→ Instructions for the task
Transcribe all the entries word for word, skipping the pictures.
Start of Task data
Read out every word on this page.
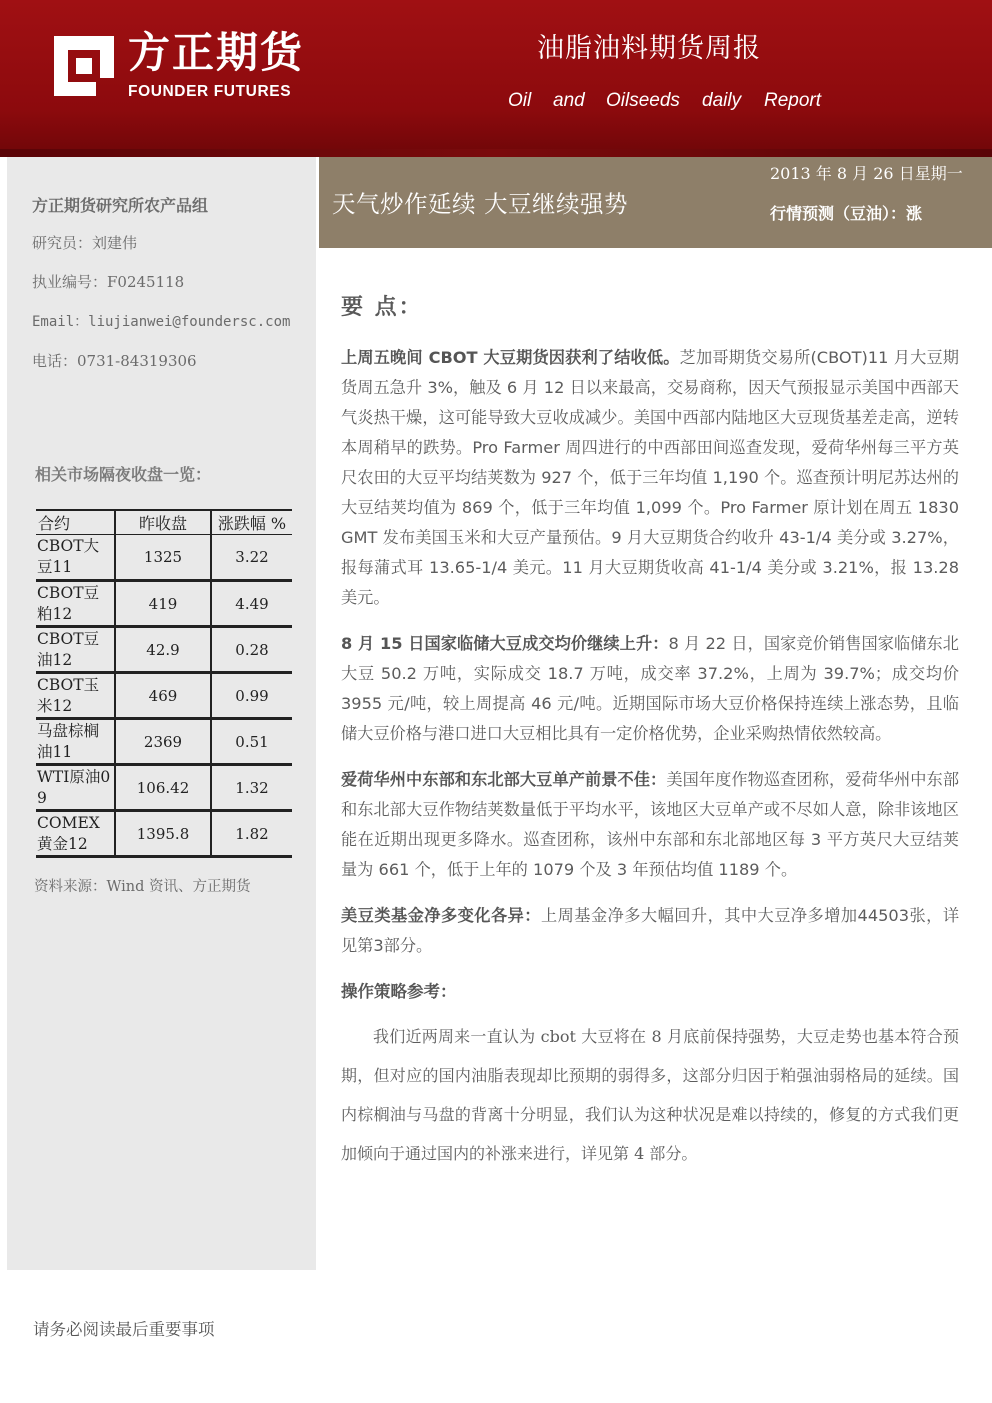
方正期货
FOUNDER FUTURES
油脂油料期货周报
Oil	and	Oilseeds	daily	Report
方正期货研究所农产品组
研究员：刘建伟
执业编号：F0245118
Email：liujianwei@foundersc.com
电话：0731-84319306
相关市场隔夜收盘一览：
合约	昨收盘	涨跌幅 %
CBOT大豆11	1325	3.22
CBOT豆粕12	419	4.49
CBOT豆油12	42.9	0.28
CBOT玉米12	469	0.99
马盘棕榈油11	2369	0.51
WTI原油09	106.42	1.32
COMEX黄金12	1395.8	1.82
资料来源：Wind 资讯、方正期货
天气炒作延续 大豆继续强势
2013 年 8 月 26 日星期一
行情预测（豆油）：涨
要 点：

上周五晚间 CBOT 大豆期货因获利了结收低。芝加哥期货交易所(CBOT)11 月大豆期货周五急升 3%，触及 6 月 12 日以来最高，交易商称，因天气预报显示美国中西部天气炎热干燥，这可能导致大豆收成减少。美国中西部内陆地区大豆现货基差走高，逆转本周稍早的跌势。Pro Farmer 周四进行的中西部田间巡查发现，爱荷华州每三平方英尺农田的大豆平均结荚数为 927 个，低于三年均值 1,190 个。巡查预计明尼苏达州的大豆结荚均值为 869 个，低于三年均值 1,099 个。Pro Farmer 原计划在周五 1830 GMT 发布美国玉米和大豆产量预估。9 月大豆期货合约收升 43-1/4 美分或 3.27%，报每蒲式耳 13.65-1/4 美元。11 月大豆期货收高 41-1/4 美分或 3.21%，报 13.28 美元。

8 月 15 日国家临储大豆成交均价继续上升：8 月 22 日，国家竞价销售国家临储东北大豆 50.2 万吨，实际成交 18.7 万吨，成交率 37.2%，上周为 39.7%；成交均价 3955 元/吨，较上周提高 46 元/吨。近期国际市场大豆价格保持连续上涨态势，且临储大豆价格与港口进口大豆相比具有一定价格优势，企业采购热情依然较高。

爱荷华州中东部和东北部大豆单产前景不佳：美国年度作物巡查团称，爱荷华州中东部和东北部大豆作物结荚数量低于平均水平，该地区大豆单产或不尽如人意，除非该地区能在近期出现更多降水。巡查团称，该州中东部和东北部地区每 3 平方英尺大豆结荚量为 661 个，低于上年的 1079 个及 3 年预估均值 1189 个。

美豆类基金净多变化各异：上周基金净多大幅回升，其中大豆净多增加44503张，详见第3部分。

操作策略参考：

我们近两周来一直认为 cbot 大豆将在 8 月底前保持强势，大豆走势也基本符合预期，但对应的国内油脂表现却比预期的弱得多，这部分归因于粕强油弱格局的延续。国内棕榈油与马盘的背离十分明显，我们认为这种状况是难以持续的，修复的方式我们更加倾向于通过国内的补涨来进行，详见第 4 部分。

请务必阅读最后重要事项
End of Task data
→ Exercise response
Read out every word on this page.
方正期货
FOUNDER FUTURES
油脂油料期货周报
Oil	and	Oilseeds	daily	Report
方正期货研究所农产品组
研究员：刘建伟
执业编号：F0245118
Email：liujianwei@foundersc.com
电话：0731-84319306
相关市场隔夜收盘一览：
合约	昨收盘	涨跌幅 %
CBOT大豆11	1325	3.22
CBOT豆粕12	419	4.49
CBOT豆油12	42.9	0.28
CBOT玉米12	469	0.99
马盘棕榈油11	2369	0.51
WTI原油09	106.42	1.32
COMEX黄金12	1395.8	1.82
资料来源：Wind 资讯、方正期货
天气炒作延续 大豆继续强势
2013 年 8 月 26 日星期一
行情预测（豆油）：涨
要 点：

上周五晚间 CBOT 大豆期货因获利了结收低。芝加哥期货交易所(CBOT)11 月大豆期货周五急升 3%，触及 6 月 12 日以来最高，交易商称，因天气预报显示美国中西部天气炎热干燥，这可能导致大豆收成减少。美国中西部内陆地区大豆现货基差走高，逆转本周稍早的跌势。Pro Farmer 周四进行的中西部田间巡查发现，爱荷华州每三平方英尺农田的大豆平均结荚数为 927 个，低于三年均值 1,190 个。巡查预计明尼苏达州的大豆结荚均值为 869 个，低于三年均值 1,099 个。Pro Farmer 原计划在周五 1830 GMT 发布美国玉米和大豆产量预估。9 月大豆期货合约收升 43-1/4 美分或 3.27%，报每蒲式耳 13.65-1/4 美元。11 月大豆期货收高 41-1/4 美分或 3.21%，报 13.28 美元。

8 月 15 日国家临储大豆成交均价继续上升：8 月 22 日，国家竞价销售国家临储东北大豆 50.2 万吨，实际成交 18.7 万吨，成交率 37.2%，上周为 39.7%；成交均价 3955 元/吨，较上周提高 46 元/吨。近期国际市场大豆价格保持连续上涨态势，且临储大豆价格与港口进口大豆相比具有一定价格优势，企业采购热情依然较高。

爱荷华州中东部和东北部大豆单产前景不佳：美国年度作物巡查团称，爱荷华州中东部和东北部大豆作物结荚数量低于平均水平，该地区大豆单产或不尽如人意，除非该地区能在近期出现更多降水。巡查团称，该州中东部和东北部地区每 3 平方英尺大豆结荚量为 661 个，低于上年的 1079 个及 3 年预估均值 1189 个。

美豆类基金净多变化各异：上周基金净多大幅回升，其中大豆净多增加44503张，详见第3部分。

操作策略参考：

我们近两周来一直认为 cbot 大豆将在 8 月底前保持强势，大豆走势也基本符合预期，但对应的国内油脂表现却比预期的弱得多，这部分归因于粕强油弱格局的延续。国内棕榈油与马盘的背离十分明显，我们认为这种状况是难以持续的，修复的方式我们更加倾向于通过国内的补涨来进行，详见第 4 部分。

请务必阅读最后重要事项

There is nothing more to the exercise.